* [AIM OF THE EXERCISE] Reproduce every line of the listing as written, apart from the pictures.

* [MATERIAL]
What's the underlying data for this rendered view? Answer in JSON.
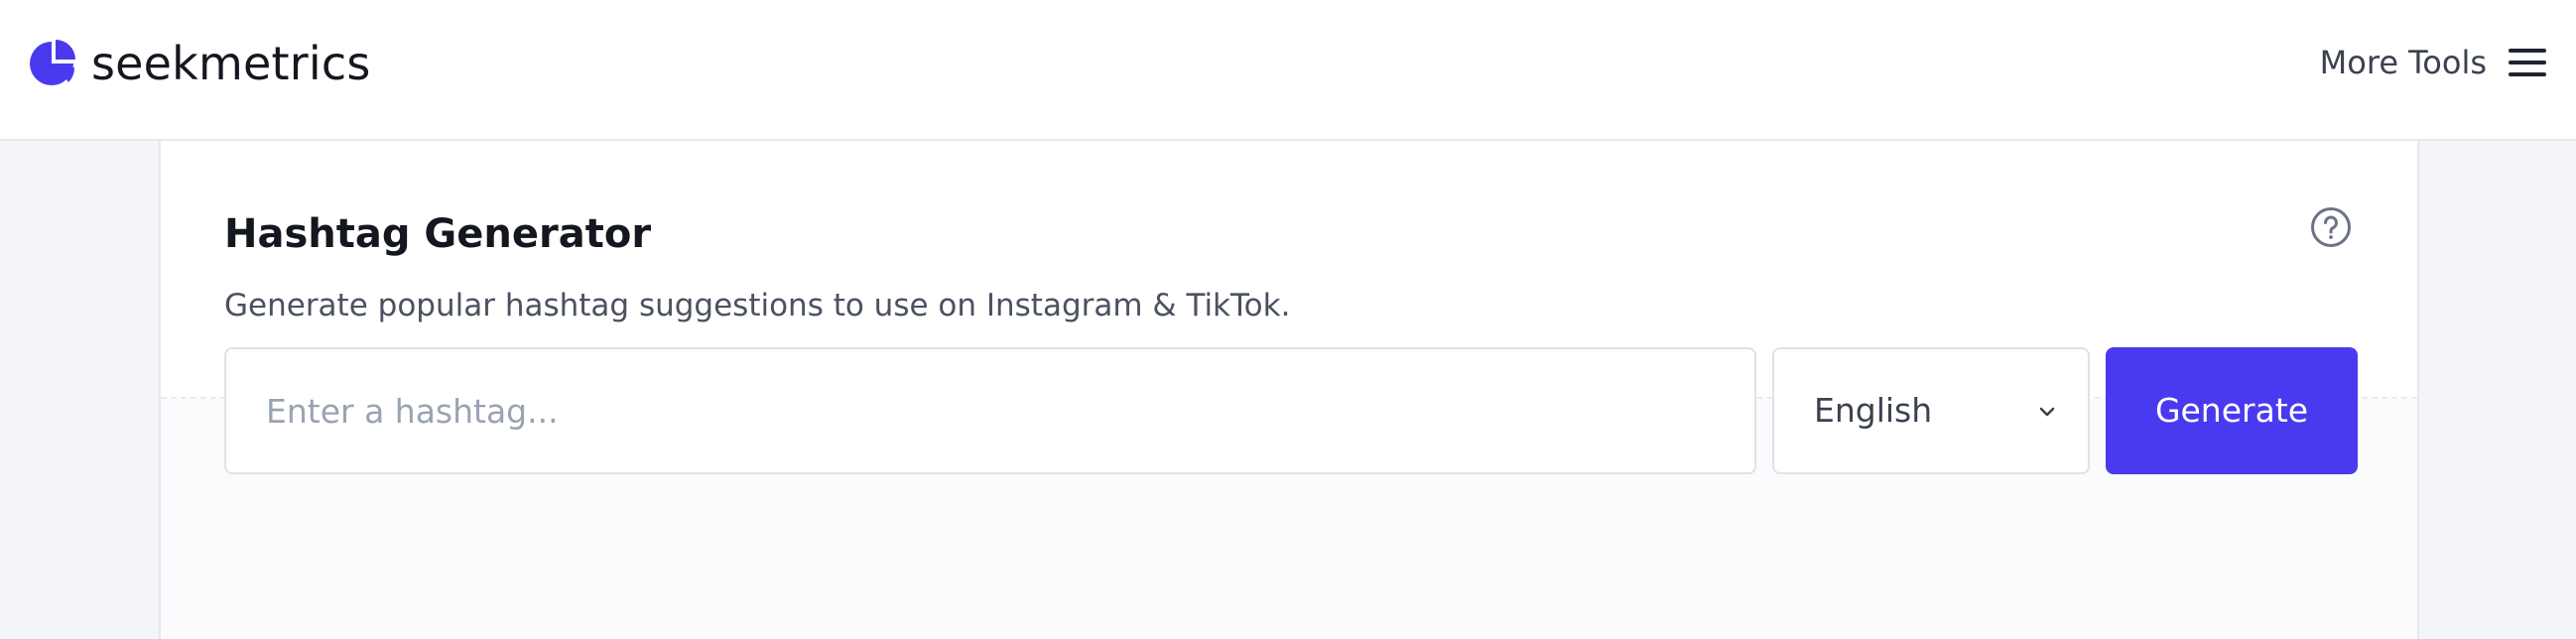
{
  "brand": {
    "name": "seekmetrics",
    "logo_icon": "pie-chart-logo-icon",
    "accent_color": "#4a3aef"
  },
  "nav": {
    "more_tools_label": "More Tools",
    "menu_icon": "hamburger-menu-icon"
  },
  "tool": {
    "title": "Hashtag Generator",
    "subtitle": "Generate popular hashtag suggestions to use on Instagram & TikTok.",
    "help_icon": "question-circle-icon"
  },
  "form": {
    "hashtag_input": {
      "placeholder": "Enter a hashtag...",
      "value": ""
    },
    "language_select": {
      "selected": "English",
      "icon": "chevron-down-icon"
    },
    "generate_button_label": "Generate",
    "button_color": "#4a3aef"
  }
}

* [RESULT OF THE EXERCISE]
What's the underlying data for this rendered view? Answer in JSON.
{
  "brand": {
    "name": "seekmetrics",
    "logo_icon": "pie-chart-logo-icon",
    "accent_color": "#4a3aef"
  },
  "nav": {
    "more_tools_label": "More Tools",
    "menu_icon": "hamburger-menu-icon"
  },
  "tool": {
    "title": "Hashtag Generator",
    "subtitle": "Generate popular hashtag suggestions to use on Instagram & TikTok.",
    "help_icon": "question-circle-icon"
  },
  "form": {
    "hashtag_input": {
      "placeholder": "Enter a hashtag...",
      "value": ""
    },
    "language_select": {
      "selected": "English",
      "icon": "chevron-down-icon"
    },
    "generate_button_label": "Generate",
    "button_color": "#4a3aef"
  }
}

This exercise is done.